• YOUR INSTRUCTIONS: Quote the records that follow in full, leaving the pictures out.

• ENTRIES PROVIDED:

= = = = =

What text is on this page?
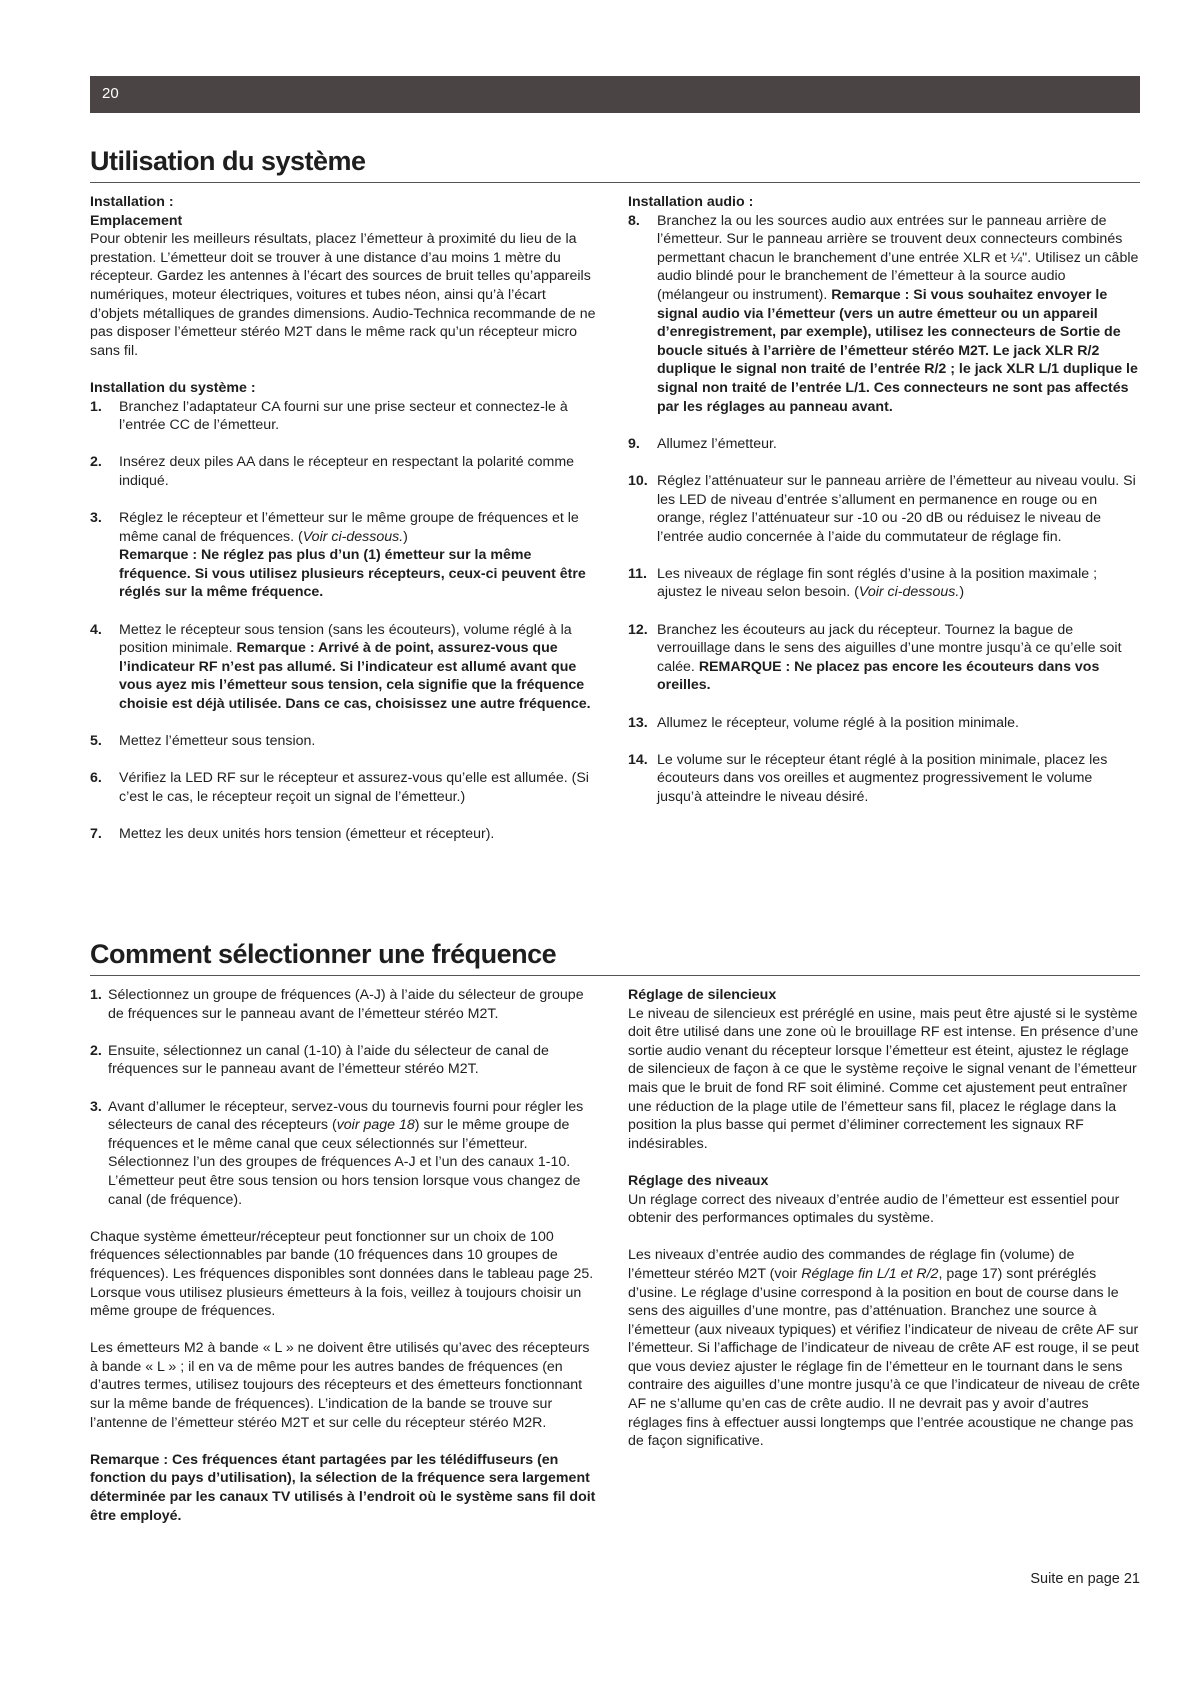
20
Utilisation du système

Installation :

Emplacement

Pour obtenir les meilleurs résultats, placez l’émetteur à proximité du lieu de la prestation. L’émetteur doit se trouver à une distance d’au moins 1 mètre du récepteur. Gardez les antennes à l’écart des sources de bruit telles qu’appareils numériques, moteur électriques, voitures et tubes néon, ainsi qu’à l’écart d’objets métalliques de grandes dimensions. Audio-Technica recommande de ne pas disposer l’émetteur stéréo M2T dans le même rack qu’un récepteur micro sans fil.

Installation du système :

1.	Branchez l’adaptateur CA fourni sur une prise secteur et connectez-le à l’entrée CC de l’émetteur.
2.	Insérez deux piles AA dans le récepteur en respectant la polarité comme indiqué.
3.	Réglez le récepteur et l’émetteur sur le même groupe de fréquences et le même canal de fréquences. (Voir ci-dessous.)
Remarque : Ne réglez pas plus d’un (1) émetteur sur la même fréquence. Si vous utilisez plusieurs récepteurs, ceux-ci peuvent être réglés sur la même fréquence.
4.	Mettez le récepteur sous tension (sans les écouteurs), volume réglé à la position minimale. Remarque : Arrivé à de point, assurez-vous que l’indicateur RF n’est pas allumé. Si l’indicateur est allumé avant que vous ayez mis l’émetteur sous tension, cela signifie que la fréquence choisie est déjà utilisée. Dans ce cas, choisissez une autre fréquence.
5.	Mettez l’émetteur sous tension.
6.	Vérifiez la LED RF sur le récepteur et assurez-vous qu’elle est allumée. (Si c’est le cas, le récepteur reçoit un signal de l’émetteur.)
7.	Mettez les deux unités hors tension (émetteur et récepteur).

Installation audio :

8.	Branchez la ou les sources audio aux entrées sur le panneau arrière de l’émetteur. Sur le panneau arrière se trouvent deux connecteurs combinés permettant chacun le branchement d’une entrée XLR et ¼". Utilisez un câble audio blindé pour le branchement de l’émetteur à la source audio (mélangeur ou instrument). Remarque : Si vous souhaitez envoyer le signal audio via l’émetteur (vers un autre émetteur ou un appareil d’enregistrement, par exemple), utilisez les connecteurs de Sortie de boucle situés à l’arrière de l’émetteur stéréo M2T. Le jack XLR R/2 duplique le signal non traité de l’entrée R/2 ; le jack XLR L/1 duplique le signal non traité de l’entrée L/1. Ces connecteurs ne sont pas affectés par les réglages au panneau avant.
9.	Allumez l’émetteur.
10. Réglez l’atténuateur sur le panneau arrière de l’émetteur au niveau voulu. Si les LED de niveau d’entrée s’allument en permanence en rouge ou en orange, réglez l’atténuateur sur -10 ou -20 dB ou réduisez le niveau de l’entrée audio concernée à l’aide du commutateur de réglage fin.
11. Les niveaux de réglage fin sont réglés d’usine à la position maximale ; ajustez le niveau selon besoin. (Voir ci-dessous.)
12. Branchez les écouteurs au jack du récepteur. Tournez la bague de verrouillage dans le sens des aiguilles d’une montre jusqu’à ce qu’elle soit calée. REMARQUE : Ne placez pas encore les écouteurs dans vos oreilles.
13. Allumez le récepteur, volume réglé à la position minimale.
14. Le volume sur le récepteur étant réglé à la position minimale, placez les écouteurs dans vos oreilles et augmentez progressivement le volume jusqu’à atteindre le niveau désiré.
Comment sélectionner une fréquence
1. Sélectionnez un groupe de fréquences (A-J) à l’aide du sélecteur de groupe de fréquences sur le panneau avant de l’émetteur stéréo M2T.
2. Ensuite, sélectionnez un canal (1-10) à l’aide du sélecteur de canal de fréquences sur le panneau avant de l’émetteur stéréo M2T.
3. Avant d’allumer le récepteur, servez-vous du tournevis fourni pour régler les sélecteurs de canal des récepteurs (voir page 18) sur le même groupe de fréquences et le même canal que ceux sélectionnés sur l’émetteur. Sélectionnez l’un des groupes de fréquences A-J et l’un des canaux 1-10. L’émetteur peut être sous tension ou hors tension lorsque vous changez de canal (de fréquence).

Chaque système émetteur/récepteur peut fonctionner sur un choix de 100 fréquences sélectionnables par bande (10 fréquences dans 10 groupes de fréquences). Les fréquences disponibles sont données dans le tableau page 25. Lorsque vous utilisez plusieurs émetteurs à la fois, veillez à toujours choisir un même groupe de fréquences.

Les émetteurs M2 à bande « L » ne doivent être utilisés qu’avec des récepteurs à bande « L » ; il en va de même pour les autres bandes de fréquences (en d’autres termes, utilisez toujours des récepteurs et des émetteurs fonctionnant sur la même bande de fréquences). L’indication de la bande se trouve sur l’antenne de l’émetteur stéréo M2T et sur celle du récepteur stéréo M2R.

Remarque : Ces fréquences étant partagées par les télédiffuseurs (en fonction du pays d’utilisation), la sélection de la fréquence sera largement déterminée par les canaux TV utilisés à l’endroit où le système sans fil doit être employé.

Réglage de silencieux

Le niveau de silencieux est préréglé en usine, mais peut être ajusté si le système doit être utilisé dans une zone où le brouillage RF est intense. En présence d’une sortie audio venant du récepteur lorsque l’émetteur est éteint, ajustez le réglage de silencieux de façon à ce que le système reçoive le signal venant de l’émetteur mais que le bruit de fond RF soit éliminé. Comme cet ajustement peut entraîner une réduction de la plage utile de l’émetteur sans fil, placez le réglage dans la position la plus basse qui permet d’éliminer correctement les signaux RF indésirables.

Réglage des niveaux

Un réglage correct des niveaux d’entrée audio de l’émetteur est essentiel pour obtenir des performances optimales du système.

Les niveaux d’entrée audio des commandes de réglage fin (volume) de l’émetteur stéréo M2T (voir Réglage fin L/1 et R/2, page 17) sont préréglés d’usine. Le réglage d’usine correspond à la position en bout de course dans le sens des aiguilles d’une montre, pas d’atténuation. Branchez une source à l’émetteur (aux niveaux typiques) et vérifiez l’indicateur de niveau de crête AF sur l’émetteur. Si l’affichage de l’indicateur de niveau de crête AF est rouge, il se peut que vous deviez ajuster le réglage fin de l’émetteur en le tournant dans le sens contraire des aiguilles d’une montre jusqu’à ce que l’indicateur de niveau de crête AF ne s’allume qu’en cas de crête audio. Il ne devrait pas y avoir d’autres réglages fins à effectuer aussi longtemps que l’entrée acoustique ne change pas de façon significative.

Suite en page 21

= = = = =

• OUTPUT OF THE EXERCISE:
What text is on this page?
20
Utilisation du système

Installation :

Emplacement

Pour obtenir les meilleurs résultats, placez l’émetteur à proximité du lieu de la prestation. L’émetteur doit se trouver à une distance d’au moins 1 mètre du récepteur. Gardez les antennes à l’écart des sources de bruit telles qu’appareils numériques, moteur électriques, voitures et tubes néon, ainsi qu’à l’écart d’objets métalliques de grandes dimensions. Audio-Technica recommande de ne pas disposer l’émetteur stéréo M2T dans le même rack qu’un récepteur micro sans fil.

Installation du système :

1.	Branchez l’adaptateur CA fourni sur une prise secteur et connectez-le à l’entrée CC de l’émetteur.
2.	Insérez deux piles AA dans le récepteur en respectant la polarité comme indiqué.
3.	Réglez le récepteur et l’émetteur sur le même groupe de fréquences et le même canal de fréquences. (Voir ci-dessous.)
Remarque : Ne réglez pas plus d’un (1) émetteur sur la même fréquence. Si vous utilisez plusieurs récepteurs, ceux-ci peuvent être réglés sur la même fréquence.
4.	Mettez le récepteur sous tension (sans les écouteurs), volume réglé à la position minimale. Remarque : Arrivé à de point, assurez-vous que l’indicateur RF n’est pas allumé. Si l’indicateur est allumé avant que vous ayez mis l’émetteur sous tension, cela signifie que la fréquence choisie est déjà utilisée. Dans ce cas, choisissez une autre fréquence.
5.	Mettez l’émetteur sous tension.
6.	Vérifiez la LED RF sur le récepteur et assurez-vous qu’elle est allumée. (Si c’est le cas, le récepteur reçoit un signal de l’émetteur.)
7.	Mettez les deux unités hors tension (émetteur et récepteur).

Installation audio :

8.	Branchez la ou les sources audio aux entrées sur le panneau arrière de l’émetteur. Sur le panneau arrière se trouvent deux connecteurs combinés permettant chacun le branchement d’une entrée XLR et ¼". Utilisez un câble audio blindé pour le branchement de l’émetteur à la source audio (mélangeur ou instrument). Remarque : Si vous souhaitez envoyer le signal audio via l’émetteur (vers un autre émetteur ou un appareil d’enregistrement, par exemple), utilisez les connecteurs de Sortie de boucle situés à l’arrière de l’émetteur stéréo M2T. Le jack XLR R/2 duplique le signal non traité de l’entrée R/2 ; le jack XLR L/1 duplique le signal non traité de l’entrée L/1. Ces connecteurs ne sont pas affectés par les réglages au panneau avant.
9.	Allumez l’émetteur.
10. Réglez l’atténuateur sur le panneau arrière de l’émetteur au niveau voulu. Si les LED de niveau d’entrée s’allument en permanence en rouge ou en orange, réglez l’atténuateur sur -10 ou -20 dB ou réduisez le niveau de l’entrée audio concernée à l’aide du commutateur de réglage fin.
11. Les niveaux de réglage fin sont réglés d’usine à la position maximale ; ajustez le niveau selon besoin. (Voir ci-dessous.)
12. Branchez les écouteurs au jack du récepteur. Tournez la bague de verrouillage dans le sens des aiguilles d’une montre jusqu’à ce qu’elle soit calée. REMARQUE : Ne placez pas encore les écouteurs dans vos oreilles.
13. Allumez le récepteur, volume réglé à la position minimale.
14. Le volume sur le récepteur étant réglé à la position minimale, placez les écouteurs dans vos oreilles et augmentez progressivement le volume jusqu’à atteindre le niveau désiré.
Comment sélectionner une fréquence
1. Sélectionnez un groupe de fréquences (A-J) à l’aide du sélecteur de groupe de fréquences sur le panneau avant de l’émetteur stéréo M2T.
2. Ensuite, sélectionnez un canal (1-10) à l’aide du sélecteur de canal de fréquences sur le panneau avant de l’émetteur stéréo M2T.
3. Avant d’allumer le récepteur, servez-vous du tournevis fourni pour régler les sélecteurs de canal des récepteurs (voir page 18) sur le même groupe de fréquences et le même canal que ceux sélectionnés sur l’émetteur. Sélectionnez l’un des groupes de fréquences A-J et l’un des canaux 1-10. L’émetteur peut être sous tension ou hors tension lorsque vous changez de canal (de fréquence).

Chaque système émetteur/récepteur peut fonctionner sur un choix de 100 fréquences sélectionnables par bande (10 fréquences dans 10 groupes de fréquences). Les fréquences disponibles sont données dans le tableau page 25. Lorsque vous utilisez plusieurs émetteurs à la fois, veillez à toujours choisir un même groupe de fréquences.

Les émetteurs M2 à bande « L » ne doivent être utilisés qu’avec des récepteurs à bande « L » ; il en va de même pour les autres bandes de fréquences (en d’autres termes, utilisez toujours des récepteurs et des émetteurs fonctionnant sur la même bande de fréquences). L’indication de la bande se trouve sur l’antenne de l’émetteur stéréo M2T et sur celle du récepteur stéréo M2R.

Remarque : Ces fréquences étant partagées par les télédiffuseurs (en fonction du pays d’utilisation), la sélection de la fréquence sera largement déterminée par les canaux TV utilisés à l’endroit où le système sans fil doit être employé.

Réglage de silencieux

Le niveau de silencieux est préréglé en usine, mais peut être ajusté si le système doit être utilisé dans une zone où le brouillage RF est intense. En présence d’une sortie audio venant du récepteur lorsque l’émetteur est éteint, ajustez le réglage de silencieux de façon à ce que le système reçoive le signal venant de l’émetteur mais que le bruit de fond RF soit éliminé. Comme cet ajustement peut entraîner une réduction de la plage utile de l’émetteur sans fil, placez le réglage dans la position la plus basse qui permet d’éliminer correctement les signaux RF indésirables.

Réglage des niveaux

Un réglage correct des niveaux d’entrée audio de l’émetteur est essentiel pour obtenir des performances optimales du système.

Les niveaux d’entrée audio des commandes de réglage fin (volume) de l’émetteur stéréo M2T (voir Réglage fin L/1 et R/2, page 17) sont préréglés d’usine. Le réglage d’usine correspond à la position en bout de course dans le sens des aiguilles d’une montre, pas d’atténuation. Branchez une source à l’émetteur (aux niveaux typiques) et vérifiez l’indicateur de niveau de crête AF sur l’émetteur. Si l’affichage de l’indicateur de niveau de crête AF est rouge, il se peut que vous deviez ajuster le réglage fin de l’émetteur en le tournant dans le sens contraire des aiguilles d’une montre jusqu’à ce que l’indicateur de niveau de crête AF ne s’allume qu’en cas de crête audio. Il ne devrait pas y avoir d’autres réglages fins à effectuer aussi longtemps que l’entrée acoustique ne change pas de façon significative.

Suite en page 21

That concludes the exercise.